### DATA SHOWN
-- start --

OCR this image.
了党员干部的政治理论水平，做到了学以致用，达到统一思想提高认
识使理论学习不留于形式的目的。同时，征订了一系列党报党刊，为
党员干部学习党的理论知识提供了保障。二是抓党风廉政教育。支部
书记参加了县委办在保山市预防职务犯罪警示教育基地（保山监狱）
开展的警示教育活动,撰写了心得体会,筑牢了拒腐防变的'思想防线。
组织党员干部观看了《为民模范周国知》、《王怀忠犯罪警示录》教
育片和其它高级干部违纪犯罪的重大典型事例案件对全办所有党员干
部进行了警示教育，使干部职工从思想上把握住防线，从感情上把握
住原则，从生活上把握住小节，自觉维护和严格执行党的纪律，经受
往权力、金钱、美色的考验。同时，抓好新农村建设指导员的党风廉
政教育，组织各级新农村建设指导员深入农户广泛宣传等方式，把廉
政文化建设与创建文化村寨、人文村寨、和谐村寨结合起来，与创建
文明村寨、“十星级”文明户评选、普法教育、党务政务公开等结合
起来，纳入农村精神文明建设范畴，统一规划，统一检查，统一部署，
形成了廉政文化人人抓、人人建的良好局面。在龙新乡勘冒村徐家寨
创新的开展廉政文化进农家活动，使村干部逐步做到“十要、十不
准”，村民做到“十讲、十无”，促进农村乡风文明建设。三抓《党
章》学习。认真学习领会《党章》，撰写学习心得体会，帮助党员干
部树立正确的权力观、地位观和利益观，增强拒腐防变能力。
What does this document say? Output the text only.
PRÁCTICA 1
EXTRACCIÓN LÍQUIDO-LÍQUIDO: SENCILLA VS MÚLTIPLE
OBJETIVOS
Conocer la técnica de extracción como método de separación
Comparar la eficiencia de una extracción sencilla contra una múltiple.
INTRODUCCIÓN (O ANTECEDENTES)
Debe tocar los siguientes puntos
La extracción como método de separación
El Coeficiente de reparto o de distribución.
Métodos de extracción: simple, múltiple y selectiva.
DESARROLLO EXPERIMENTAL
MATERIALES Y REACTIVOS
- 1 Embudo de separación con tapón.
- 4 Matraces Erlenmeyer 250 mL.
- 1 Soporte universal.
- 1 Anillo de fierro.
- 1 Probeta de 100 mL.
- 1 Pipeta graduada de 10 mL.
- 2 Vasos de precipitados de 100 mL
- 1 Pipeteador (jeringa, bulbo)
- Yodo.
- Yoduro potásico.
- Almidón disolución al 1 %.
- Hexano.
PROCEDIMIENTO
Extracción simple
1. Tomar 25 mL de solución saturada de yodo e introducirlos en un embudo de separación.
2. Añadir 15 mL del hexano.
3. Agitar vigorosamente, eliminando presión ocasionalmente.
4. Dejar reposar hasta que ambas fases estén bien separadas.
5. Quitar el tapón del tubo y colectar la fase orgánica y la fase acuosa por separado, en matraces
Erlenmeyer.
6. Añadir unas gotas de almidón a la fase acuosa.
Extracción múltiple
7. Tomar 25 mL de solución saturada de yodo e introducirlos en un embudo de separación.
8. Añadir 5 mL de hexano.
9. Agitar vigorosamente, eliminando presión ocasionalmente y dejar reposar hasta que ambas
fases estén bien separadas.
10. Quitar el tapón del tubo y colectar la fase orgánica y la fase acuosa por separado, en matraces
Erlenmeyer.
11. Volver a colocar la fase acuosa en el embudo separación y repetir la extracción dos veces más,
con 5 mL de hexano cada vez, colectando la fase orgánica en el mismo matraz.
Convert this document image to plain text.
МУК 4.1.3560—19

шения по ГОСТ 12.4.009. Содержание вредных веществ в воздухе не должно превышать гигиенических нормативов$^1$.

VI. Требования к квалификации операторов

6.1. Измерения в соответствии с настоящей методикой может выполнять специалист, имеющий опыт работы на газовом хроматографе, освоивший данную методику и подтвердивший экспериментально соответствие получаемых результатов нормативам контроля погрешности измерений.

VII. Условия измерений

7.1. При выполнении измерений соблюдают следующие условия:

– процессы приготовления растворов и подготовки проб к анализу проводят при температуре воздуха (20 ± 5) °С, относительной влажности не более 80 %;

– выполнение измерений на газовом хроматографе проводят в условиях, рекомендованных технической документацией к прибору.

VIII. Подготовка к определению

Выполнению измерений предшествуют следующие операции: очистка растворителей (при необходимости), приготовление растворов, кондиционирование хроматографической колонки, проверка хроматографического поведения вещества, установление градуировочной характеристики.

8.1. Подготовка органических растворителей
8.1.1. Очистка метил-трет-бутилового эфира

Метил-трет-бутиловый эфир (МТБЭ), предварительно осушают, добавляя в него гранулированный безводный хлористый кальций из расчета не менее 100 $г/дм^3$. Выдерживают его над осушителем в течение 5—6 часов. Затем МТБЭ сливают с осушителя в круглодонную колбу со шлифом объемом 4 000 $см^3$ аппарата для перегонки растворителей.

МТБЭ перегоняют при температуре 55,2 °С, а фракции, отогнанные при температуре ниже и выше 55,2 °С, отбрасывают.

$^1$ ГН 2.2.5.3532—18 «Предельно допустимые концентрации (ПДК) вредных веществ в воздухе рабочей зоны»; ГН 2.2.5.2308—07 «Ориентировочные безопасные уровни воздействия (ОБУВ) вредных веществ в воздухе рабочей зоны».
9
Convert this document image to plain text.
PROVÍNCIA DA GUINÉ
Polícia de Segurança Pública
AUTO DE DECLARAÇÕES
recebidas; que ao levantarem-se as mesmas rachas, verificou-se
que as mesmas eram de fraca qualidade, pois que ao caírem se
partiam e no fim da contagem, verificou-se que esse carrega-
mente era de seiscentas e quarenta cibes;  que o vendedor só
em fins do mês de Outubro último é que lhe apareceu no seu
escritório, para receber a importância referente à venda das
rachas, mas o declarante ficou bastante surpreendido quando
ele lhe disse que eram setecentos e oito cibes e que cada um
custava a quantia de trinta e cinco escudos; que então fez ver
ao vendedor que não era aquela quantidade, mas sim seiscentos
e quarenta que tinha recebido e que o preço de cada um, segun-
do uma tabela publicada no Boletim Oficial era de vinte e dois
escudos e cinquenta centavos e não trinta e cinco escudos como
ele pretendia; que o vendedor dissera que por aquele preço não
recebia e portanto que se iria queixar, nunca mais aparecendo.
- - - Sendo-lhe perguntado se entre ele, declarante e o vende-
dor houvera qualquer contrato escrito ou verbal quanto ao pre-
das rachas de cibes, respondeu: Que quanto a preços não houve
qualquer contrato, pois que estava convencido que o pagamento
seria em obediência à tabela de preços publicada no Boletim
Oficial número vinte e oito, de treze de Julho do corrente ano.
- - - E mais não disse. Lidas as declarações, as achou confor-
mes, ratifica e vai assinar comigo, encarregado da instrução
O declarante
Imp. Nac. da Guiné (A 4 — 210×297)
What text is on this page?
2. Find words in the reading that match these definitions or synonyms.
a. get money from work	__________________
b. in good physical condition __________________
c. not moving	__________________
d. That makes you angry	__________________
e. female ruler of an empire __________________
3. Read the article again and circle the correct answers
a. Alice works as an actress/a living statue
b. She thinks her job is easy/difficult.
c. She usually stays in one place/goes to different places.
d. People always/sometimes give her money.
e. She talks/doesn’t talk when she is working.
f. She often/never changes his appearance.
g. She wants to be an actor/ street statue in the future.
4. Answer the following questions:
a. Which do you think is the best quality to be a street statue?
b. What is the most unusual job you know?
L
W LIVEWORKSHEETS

-- end --

### EXERCISE DETAILS
Extract the full listing and reproduce each line exactly.

### EXERCISE ANSWER
OCR this image.
了党员干部的政治理论水平，做到了学以致用，达到统一思想提高认
识使理论学习不留于形式的目的。同时，征订了一系列党报党刊，为
党员干部学习党的理论知识提供了保障。二是抓党风廉政教育。支部
书记参加了县委办在保山市预防职务犯罪警示教育基地（保山监狱）
开展的警示教育活动,撰写了心得体会,筑牢了拒腐防变的'思想防线。
组织党员干部观看了《为民模范周国知》、《王怀忠犯罪警示录》教
育片和其它高级干部违纪犯罪的重大典型事例案件对全办所有党员干
部进行了警示教育，使干部职工从思想上把握住防线，从感情上把握
住原则，从生活上把握住小节，自觉维护和严格执行党的纪律，经受
往权力、金钱、美色的考验。同时，抓好新农村建设指导员的党风廉
政教育，组织各级新农村建设指导员深入农户广泛宣传等方式，把廉
政文化建设与创建文化村寨、人文村寨、和谐村寨结合起来，与创建
文明村寨、“十星级”文明户评选、普法教育、党务政务公开等结合
起来，纳入农村精神文明建设范畴，统一规划，统一检查，统一部署，
形成了廉政文化人人抓、人人建的良好局面。在龙新乡勘冒村徐家寨
创新的开展廉政文化进农家活动，使村干部逐步做到“十要、十不
准”，村民做到“十讲、十无”，促进农村乡风文明建设。三抓《党
章》学习。认真学习领会《党章》，撰写学习心得体会，帮助党员干
部树立正确的权力观、地位观和利益观，增强拒腐防变能力。
What does this document say? Output the text only.
PRÁCTICA 1
EXTRACCIÓN LÍQUIDO-LÍQUIDO: SENCILLA VS MÚLTIPLE
OBJETIVOS
Conocer la técnica de extracción como método de separación
Comparar la eficiencia de una extracción sencilla contra una múltiple.
INTRODUCCIÓN (O ANTECEDENTES)
Debe tocar los siguientes puntos
La extracción como método de separación
El Coeficiente de reparto o de distribución.
Métodos de extracción: simple, múltiple y selectiva.
DESARROLLO EXPERIMENTAL
MATERIALES Y REACTIVOS
- 1 Embudo de separación con tapón.
- 4 Matraces Erlenmeyer 250 mL.
- 1 Soporte universal.
- 1 Anillo de fierro.
- 1 Probeta de 100 mL.
- 1 Pipeta graduada de 10 mL.
- 2 Vasos de precipitados de 100 mL
- 1 Pipeteador (jeringa, bulbo)
- Yodo.
- Yoduro potásico.
- Almidón disolución al 1 %.
- Hexano.
PROCEDIMIENTO
Extracción simple
1. Tomar 25 mL de solución saturada de yodo e introducirlos en un embudo de separación.
2. Añadir 15 mL del hexano.
3. Agitar vigorosamente, eliminando presión ocasionalmente.
4. Dejar reposar hasta que ambas fases estén bien separadas.
5. Quitar el tapón del tubo y colectar la fase orgánica y la fase acuosa por separado, en matraces
Erlenmeyer.
6. Añadir unas gotas de almidón a la fase acuosa.
Extracción múltiple
7. Tomar 25 mL de solución saturada de yodo e introducirlos en un embudo de separación.
8. Añadir 5 mL de hexano.
9. Agitar vigorosamente, eliminando presión ocasionalmente y dejar reposar hasta que ambas
fases estén bien separadas.
10. Quitar el tapón del tubo y colectar la fase orgánica y la fase acuosa por separado, en matraces
Erlenmeyer.
11. Volver a colocar la fase acuosa en el embudo separación y repetir la extracción dos veces más,
con 5 mL de hexano cada vez, colectando la fase orgánica en el mismo matraz.
Convert this document image to plain text.
МУК 4.1.3560—19

шения по ГОСТ 12.4.009. Содержание вредных веществ в воздухе не должно превышать гигиенических нормативов$^1$.

VI. Требования к квалификации операторов

6.1. Измерения в соответствии с настоящей методикой может выполнять специалист, имеющий опыт работы на газовом хроматографе, освоивший данную методику и подтвердивший экспериментально соответствие получаемых результатов нормативам контроля погрешности измерений.

VII. Условия измерений

7.1. При выполнении измерений соблюдают следующие условия:

– процессы приготовления растворов и подготовки проб к анализу проводят при температуре воздуха (20 ± 5) °С, относительной влажности не более 80 %;

– выполнение измерений на газовом хроматографе проводят в условиях, рекомендованных технической документацией к прибору.

VIII. Подготовка к определению

Выполнению измерений предшествуют следующие операции: очистка растворителей (при необходимости), приготовление растворов, кондиционирование хроматографической колонки, проверка хроматографического поведения вещества, установление градуировочной характеристики.

8.1. Подготовка органических растворителей
8.1.1. Очистка метил-трет-бутилового эфира

Метил-трет-бутиловый эфир (МТБЭ), предварительно осушают, добавляя в него гранулированный безводный хлористый кальций из расчета не менее 100 $г/дм^3$. Выдерживают его над осушителем в течение 5—6 часов. Затем МТБЭ сливают с осушителя в круглодонную колбу со шлифом объемом 4 000 $см^3$ аппарата для перегонки растворителей.

МТБЭ перегоняют при температуре 55,2 °С, а фракции, отогнанные при температуре ниже и выше 55,2 °С, отбрасывают.

$^1$ ГН 2.2.5.3532—18 «Предельно допустимые концентрации (ПДК) вредных веществ в воздухе рабочей зоны»; ГН 2.2.5.2308—07 «Ориентировочные безопасные уровни воздействия (ОБУВ) вредных веществ в воздухе рабочей зоны».
9
Convert this document image to plain text.
PROVÍNCIA DA GUINÉ
Polícia de Segurança Pública
AUTO DE DECLARAÇÕES
recebidas; que ao levantarem-se as mesmas rachas, verificou-se
que as mesmas eram de fraca qualidade, pois que ao caírem se
partiam e no fim da contagem, verificou-se que esse carrega-
mente era de seiscentas e quarenta cibes;  que o vendedor só
em fins do mês de Outubro último é que lhe apareceu no seu
escritório, para receber a importância referente à venda das
rachas, mas o declarante ficou bastante surpreendido quando
ele lhe disse que eram setecentos e oito cibes e que cada um
custava a quantia de trinta e cinco escudos; que então fez ver
ao vendedor que não era aquela quantidade, mas sim seiscentos
e quarenta que tinha recebido e que o preço de cada um, segun-
do uma tabela publicada no Boletim Oficial era de vinte e dois
escudos e cinquenta centavos e não trinta e cinco escudos como
ele pretendia; que o vendedor dissera que por aquele preço não
recebia e portanto que se iria queixar, nunca mais aparecendo.
- - - Sendo-lhe perguntado se entre ele, declarante e o vende-
dor houvera qualquer contrato escrito ou verbal quanto ao pre-
das rachas de cibes, respondeu: Que quanto a preços não houve
qualquer contrato, pois que estava convencido que o pagamento
seria em obediência à tabela de preços publicada no Boletim
Oficial número vinte e oito, de treze de Julho do corrente ano.
- - - E mais não disse. Lidas as declarações, as achou confor-
mes, ratifica e vai assinar comigo, encarregado da instrução
O declarante
Imp. Nac. da Guiné (A 4 — 210×297)
What text is on this page?
2. Find words in the reading that match these definitions or synonyms.
a. get money from work	__________________
b. in good physical condition __________________
c. not moving	__________________
d. That makes you angry	__________________
e. female ruler of an empire __________________
3. Read the article again and circle the correct answers
a. Alice works as an actress/a living statue
b. She thinks her job is easy/difficult.
c. She usually stays in one place/goes to different places.
d. People always/sometimes give her money.
e. She talks/doesn’t talk when she is working.
f. She often/never changes his appearance.
g. She wants to be an actor/ street statue in the future.
4. Answer the following questions:
a. Which do you think is the best quality to be a street statue?
b. What is the most unusual job you know?
L
W LIVEWORKSHEETS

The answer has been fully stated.